#### [TASK DATA]
** begin **

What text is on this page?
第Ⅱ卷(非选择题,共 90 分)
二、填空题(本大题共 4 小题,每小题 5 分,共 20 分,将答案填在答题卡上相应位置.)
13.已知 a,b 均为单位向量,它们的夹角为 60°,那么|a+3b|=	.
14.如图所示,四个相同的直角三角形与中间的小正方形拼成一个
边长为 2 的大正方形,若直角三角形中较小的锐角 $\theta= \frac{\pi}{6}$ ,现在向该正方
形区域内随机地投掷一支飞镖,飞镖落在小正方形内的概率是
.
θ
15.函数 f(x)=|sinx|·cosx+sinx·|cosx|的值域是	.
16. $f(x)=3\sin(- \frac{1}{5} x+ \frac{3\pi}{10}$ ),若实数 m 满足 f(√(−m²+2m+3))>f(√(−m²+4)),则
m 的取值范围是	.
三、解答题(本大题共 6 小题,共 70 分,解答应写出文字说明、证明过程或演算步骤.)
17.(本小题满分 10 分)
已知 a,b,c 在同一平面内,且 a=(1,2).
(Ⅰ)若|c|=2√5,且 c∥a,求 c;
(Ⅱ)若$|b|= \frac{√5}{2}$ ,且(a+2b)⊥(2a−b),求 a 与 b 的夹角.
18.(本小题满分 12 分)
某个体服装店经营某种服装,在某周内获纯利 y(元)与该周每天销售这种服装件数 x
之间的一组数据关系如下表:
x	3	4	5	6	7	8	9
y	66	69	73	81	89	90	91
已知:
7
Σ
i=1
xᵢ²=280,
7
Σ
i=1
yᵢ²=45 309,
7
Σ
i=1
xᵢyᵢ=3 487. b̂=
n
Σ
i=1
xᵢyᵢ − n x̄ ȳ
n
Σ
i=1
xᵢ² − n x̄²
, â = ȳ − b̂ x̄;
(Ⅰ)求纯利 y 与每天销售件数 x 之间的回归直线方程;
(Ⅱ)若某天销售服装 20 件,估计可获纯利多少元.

** end **

#### [EXERCISE REQUIREMENTS]
Reproduce each entry from the records above, character for character.

#### [REPLY TO THE EXERCISE]
What text is on this page?
第Ⅱ卷(非选择题,共 90 分)
二、填空题(本大题共 4 小题,每小题 5 分,共 20 分,将答案填在答题卡上相应位置.)
13.已知 a,b 均为单位向量,它们的夹角为 60°,那么|a+3b|=	.
14.如图所示,四个相同的直角三角形与中间的小正方形拼成一个
边长为 2 的大正方形,若直角三角形中较小的锐角 $\theta= \frac{\pi}{6}$ ,现在向该正方
形区域内随机地投掷一支飞镖,飞镖落在小正方形内的概率是
.
θ
15.函数 f(x)=|sinx|·cosx+sinx·|cosx|的值域是	.
16. $f(x)=3\sin(- \frac{1}{5} x+ \frac{3\pi}{10}$ ),若实数 m 满足 f(√(−m²+2m+3))>f(√(−m²+4)),则
m 的取值范围是	.
三、解答题(本大题共 6 小题,共 70 分,解答应写出文字说明、证明过程或演算步骤.)
17.(本小题满分 10 分)
已知 a,b,c 在同一平面内,且 a=(1,2).
(Ⅰ)若|c|=2√5,且 c∥a,求 c;
(Ⅱ)若$|b|= \frac{√5}{2}$ ,且(a+2b)⊥(2a−b),求 a 与 b 的夹角.
18.(本小题满分 12 分)
某个体服装店经营某种服装,在某周内获纯利 y(元)与该周每天销售这种服装件数 x
之间的一组数据关系如下表:
x	3	4	5	6	7	8	9
y	66	69	73	81	89	90	91
已知:
7
Σ
i=1
xᵢ²=280,
7
Σ
i=1
yᵢ²=45 309,
7
Σ
i=1
xᵢyᵢ=3 487. b̂=
n
Σ
i=1
xᵢyᵢ − n x̄ ȳ
n
Σ
i=1
xᵢ² − n x̄²
, â = ȳ − b̂ x̄;
(Ⅰ)求纯利 y 与每天销售件数 x 之间的回归直线方程;
(Ⅱ)若某天销售服装 20 件,估计可获纯利多少元.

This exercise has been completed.